> **Task input**
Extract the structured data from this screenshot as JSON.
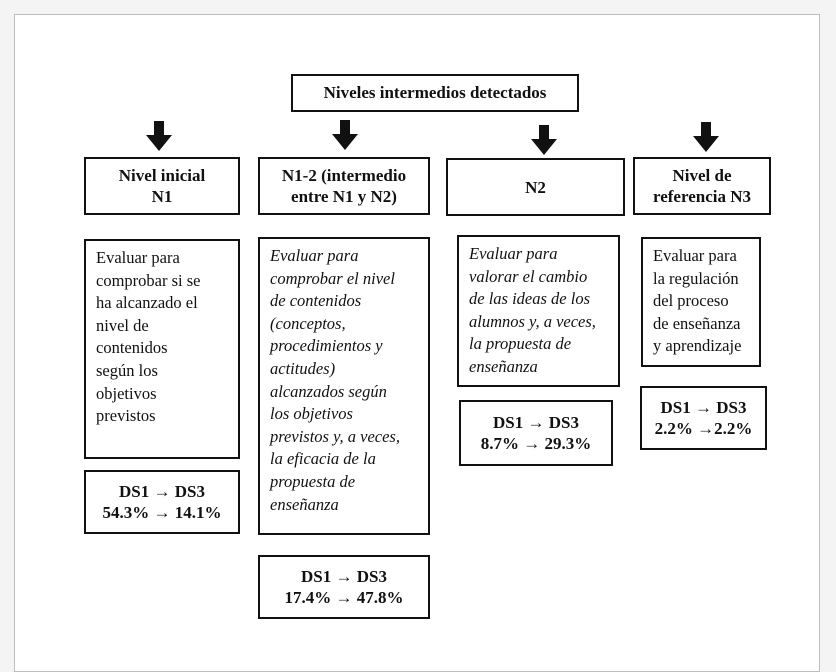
{
  "title": "Niveles intermedios detectados",
  "columns": [
    {
      "header": "Nivel inicial\nN1",
      "description": "Evaluar para\ncomprobar si se\nha alcanzado el\nnivel de\ncontenidos\nsegún los\nobjetivos\nprevistos",
      "description_style": "normal",
      "stat_label": "DS1 → DS3",
      "stat_values": "54.3% → 14.1%"
    },
    {
      "header": "N1-2 (intermedio\nentre  N1 y N2)",
      "description": "Evaluar para\ncomprobar el nivel\nde contenidos\n(conceptos,\nprocedimientos  y\nactitudes)\nalcanzados según\nlos objetivos\nprevistos y, a veces,\nla eficacia de la\npropuesta de\nenseñanza",
      "description_style": "italic",
      "stat_label": "DS1 → DS3",
      "stat_values": "17.4% → 47.8%"
    },
    {
      "header": "N2",
      "description": "Evaluar para\nvalorar el cambio\nde las ideas de los\nalumnos y, a veces,\nla propuesta de\nenseñanza",
      "description_style": "italic",
      "stat_label": "DS1 → DS3",
      "stat_values": "8.7% → 29.3%"
    },
    {
      "header": "Nivel de\nreferencia N3",
      "description": "Evaluar para\nla regulación\ndel proceso\nde enseñanza\ny aprendizaje",
      "description_style": "normal",
      "stat_label": "DS1 → DS3",
      "stat_values": "2.2% →2.2%"
    }
  ],
  "colors": {
    "border": "#111111",
    "background": "#ffffff",
    "page_background": "#f4f4f4"
  }
}
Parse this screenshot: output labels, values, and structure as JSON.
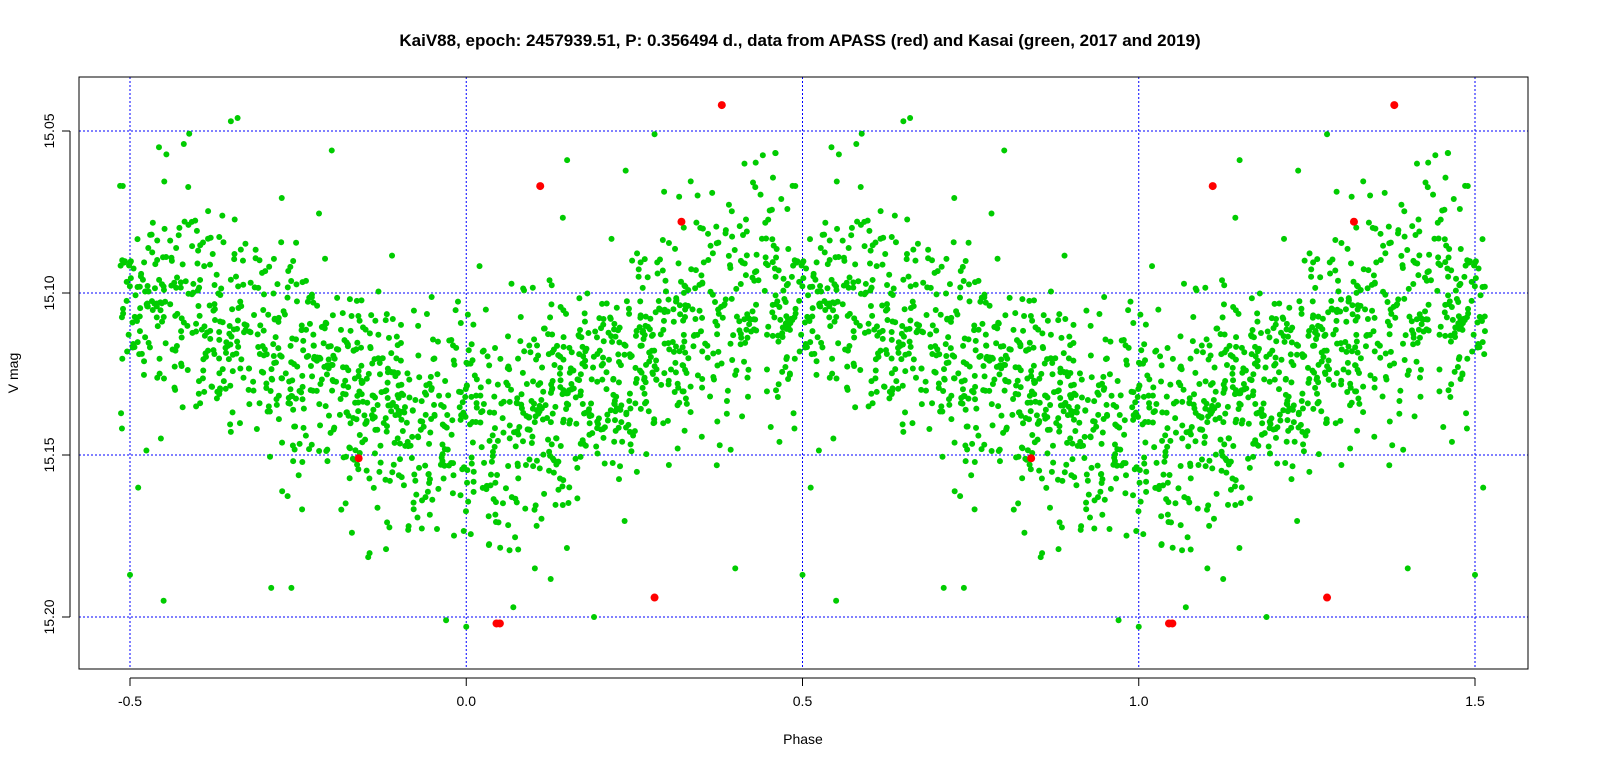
{
  "chart_data": {
    "type": "scatter",
    "title": "KaiV88, epoch: 2457939.51, P: 0.356494 d., data from APASS (red) and Kasai (green, 2017 and 2019)",
    "xlabel": "Phase",
    "ylabel": "V mag",
    "xlim": [
      -0.58,
      1.58
    ],
    "ylim": [
      15.216,
      15.033
    ],
    "y_inverted": true,
    "grid": true,
    "grid_color": "#0000ff",
    "x_ticks": [
      -0.5,
      0.0,
      0.5,
      1.0,
      1.5
    ],
    "x_tick_labels": [
      "-0.5",
      "0.0",
      "0.5",
      "1.0",
      "1.5"
    ],
    "y_ticks": [
      15.05,
      15.1,
      15.15,
      15.2
    ],
    "y_tick_labels": [
      "15.05",
      "15.10",
      "15.15",
      "15.20"
    ],
    "series": [
      {
        "color": "#00cc00",
        "model": {
          "mean": 15.122,
          "amplitude": 0.022,
          "min_phase": 0.0,
          "scatter": 0.022,
          "n_per_cycle": 1450
        },
        "values": [
          [
            -0.35,
            15.047
          ],
          [
            -0.34,
            15.046
          ],
          [
            -0.42,
            15.054
          ],
          [
            -0.2,
            15.056
          ],
          [
            0.28,
            15.051
          ],
          [
            0.15,
            15.059
          ],
          [
            0.46,
            15.095
          ],
          [
            -0.03,
            15.201
          ],
          [
            0.0,
            15.203
          ],
          [
            0.07,
            15.197
          ],
          [
            0.19,
            15.2
          ],
          [
            -0.17,
            15.174
          ],
          [
            -0.26,
            15.191
          ],
          [
            -0.29,
            15.191
          ],
          [
            0.4,
            15.185
          ],
          [
            0.5,
            15.187
          ],
          [
            -0.45,
            15.195
          ]
        ]
      },
      {
        "color": "#ff0000",
        "values": [
          [
            -0.16,
            15.151
          ],
          [
            0.045,
            15.202
          ],
          [
            0.05,
            15.202
          ],
          [
            0.11,
            15.067
          ],
          [
            0.28,
            15.194
          ],
          [
            0.32,
            15.078
          ],
          [
            0.38,
            15.042
          ]
        ]
      }
    ]
  }
}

> **What is expected**
Copy every record above exactly as written, but leave out the pictures.

> **Answer to the exercise**
Extract the structured data from this screenshot as JSON.
{
  "title": "Niveles intermedios detectados",
  "columns": [
    {
      "header": "Nivel inicial\nN1",
      "description": "Evaluar para\ncomprobar si se\nha alcanzado el\nnivel de\ncontenidos\nsegún los\nobjetivos\nprevistos",
      "description_style": "normal",
      "stat_label": "DS1 → DS3",
      "stat_values": "54.3% → 14.1%"
    },
    {
      "header": "N1-2 (intermedio\nentre  N1 y N2)",
      "description": "Evaluar para\ncomprobar el nivel\nde contenidos\n(conceptos,\nprocedimientos  y\nactitudes)\nalcanzados según\nlos objetivos\nprevistos y, a veces,\nla eficacia de la\npropuesta de\nenseñanza",
      "description_style": "italic",
      "stat_label": "DS1 → DS3",
      "stat_values": "17.4% → 47.8%"
    },
    {
      "header": "N2",
      "description": "Evaluar para\nvalorar el cambio\nde las ideas de los\nalumnos y, a veces,\nla propuesta de\nenseñanza",
      "description_style": "italic",
      "stat_label": "DS1 → DS3",
      "stat_values": "8.7% → 29.3%"
    },
    {
      "header": "Nivel de\nreferencia N3",
      "description": "Evaluar para\nla regulación\ndel proceso\nde enseñanza\ny aprendizaje",
      "description_style": "normal",
      "stat_label": "DS1 → DS3",
      "stat_values": "2.2% →2.2%"
    }
  ],
  "colors": {
    "border": "#111111",
    "background": "#ffffff",
    "page_background": "#f4f4f4"
  }
}
Parse this screenshot: output labels, values, and structure as JSON.
{
  "chart_data": {
    "type": "scatter",
    "title": "KaiV88, epoch: 2457939.51, P: 0.356494 d., data from APASS (red) and Kasai (green, 2017 and 2019)",
    "xlabel": "Phase",
    "ylabel": "V mag",
    "xlim": [
      -0.58,
      1.58
    ],
    "ylim": [
      15.216,
      15.033
    ],
    "y_inverted": true,
    "grid": true,
    "grid_color": "#0000ff",
    "x_ticks": [
      -0.5,
      0.0,
      0.5,
      1.0,
      1.5
    ],
    "x_tick_labels": [
      "-0.5",
      "0.0",
      "0.5",
      "1.0",
      "1.5"
    ],
    "y_ticks": [
      15.05,
      15.1,
      15.15,
      15.2
    ],
    "y_tick_labels": [
      "15.05",
      "15.10",
      "15.15",
      "15.20"
    ],
    "series": [
      {
        "color": "#00cc00",
        "model": {
          "mean": 15.122,
          "amplitude": 0.022,
          "min_phase": 0.0,
          "scatter": 0.022,
          "n_per_cycle": 1450
        },
        "values": [
          [
            -0.35,
            15.047
          ],
          [
            -0.34,
            15.046
          ],
          [
            -0.42,
            15.054
          ],
          [
            -0.2,
            15.056
          ],
          [
            0.28,
            15.051
          ],
          [
            0.15,
            15.059
          ],
          [
            0.46,
            15.095
          ],
          [
            -0.03,
            15.201
          ],
          [
            0.0,
            15.203
          ],
          [
            0.07,
            15.197
          ],
          [
            0.19,
            15.2
          ],
          [
            -0.17,
            15.174
          ],
          [
            -0.26,
            15.191
          ],
          [
            -0.29,
            15.191
          ],
          [
            0.4,
            15.185
          ],
          [
            0.5,
            15.187
          ],
          [
            -0.45,
            15.195
          ]
        ]
      },
      {
        "color": "#ff0000",
        "values": [
          [
            -0.16,
            15.151
          ],
          [
            0.045,
            15.202
          ],
          [
            0.05,
            15.202
          ],
          [
            0.11,
            15.067
          ],
          [
            0.28,
            15.194
          ],
          [
            0.32,
            15.078
          ],
          [
            0.38,
            15.042
          ]
        ]
      }
    ]
  }
}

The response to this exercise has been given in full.